# AIM OF THE TASK:
Make a tally of the lines in the records that include the string "ball", and give only that number.

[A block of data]
start
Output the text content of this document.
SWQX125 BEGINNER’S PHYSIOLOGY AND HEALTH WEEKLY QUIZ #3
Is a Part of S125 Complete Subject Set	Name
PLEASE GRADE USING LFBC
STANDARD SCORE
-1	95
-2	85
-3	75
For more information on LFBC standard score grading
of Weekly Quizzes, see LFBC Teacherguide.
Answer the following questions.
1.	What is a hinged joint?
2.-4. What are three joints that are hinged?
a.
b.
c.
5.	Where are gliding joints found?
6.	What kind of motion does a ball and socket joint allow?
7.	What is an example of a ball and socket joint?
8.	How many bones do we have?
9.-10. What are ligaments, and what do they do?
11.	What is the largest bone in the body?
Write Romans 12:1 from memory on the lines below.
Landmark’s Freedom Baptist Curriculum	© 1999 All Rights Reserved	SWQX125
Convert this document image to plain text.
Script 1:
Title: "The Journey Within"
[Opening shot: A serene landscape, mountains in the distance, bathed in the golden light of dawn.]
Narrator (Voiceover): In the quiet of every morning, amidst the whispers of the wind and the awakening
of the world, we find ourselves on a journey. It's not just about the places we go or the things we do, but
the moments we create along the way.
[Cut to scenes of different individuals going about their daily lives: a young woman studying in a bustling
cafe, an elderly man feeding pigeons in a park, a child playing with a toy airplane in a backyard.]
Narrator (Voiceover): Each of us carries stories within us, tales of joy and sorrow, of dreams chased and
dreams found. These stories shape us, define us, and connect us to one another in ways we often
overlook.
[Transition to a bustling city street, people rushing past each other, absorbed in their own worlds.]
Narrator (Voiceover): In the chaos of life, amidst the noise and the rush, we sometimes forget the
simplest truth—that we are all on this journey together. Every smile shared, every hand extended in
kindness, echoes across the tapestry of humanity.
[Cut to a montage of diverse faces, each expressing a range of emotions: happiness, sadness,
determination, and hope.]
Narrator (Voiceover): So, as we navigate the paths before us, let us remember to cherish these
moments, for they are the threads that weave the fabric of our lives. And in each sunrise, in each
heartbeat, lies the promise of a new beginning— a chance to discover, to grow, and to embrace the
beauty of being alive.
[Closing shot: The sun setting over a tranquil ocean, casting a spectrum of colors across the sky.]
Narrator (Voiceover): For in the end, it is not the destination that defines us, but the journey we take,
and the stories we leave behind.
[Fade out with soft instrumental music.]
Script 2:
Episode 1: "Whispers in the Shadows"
end
# RESULT OF THE EXERCISE:
2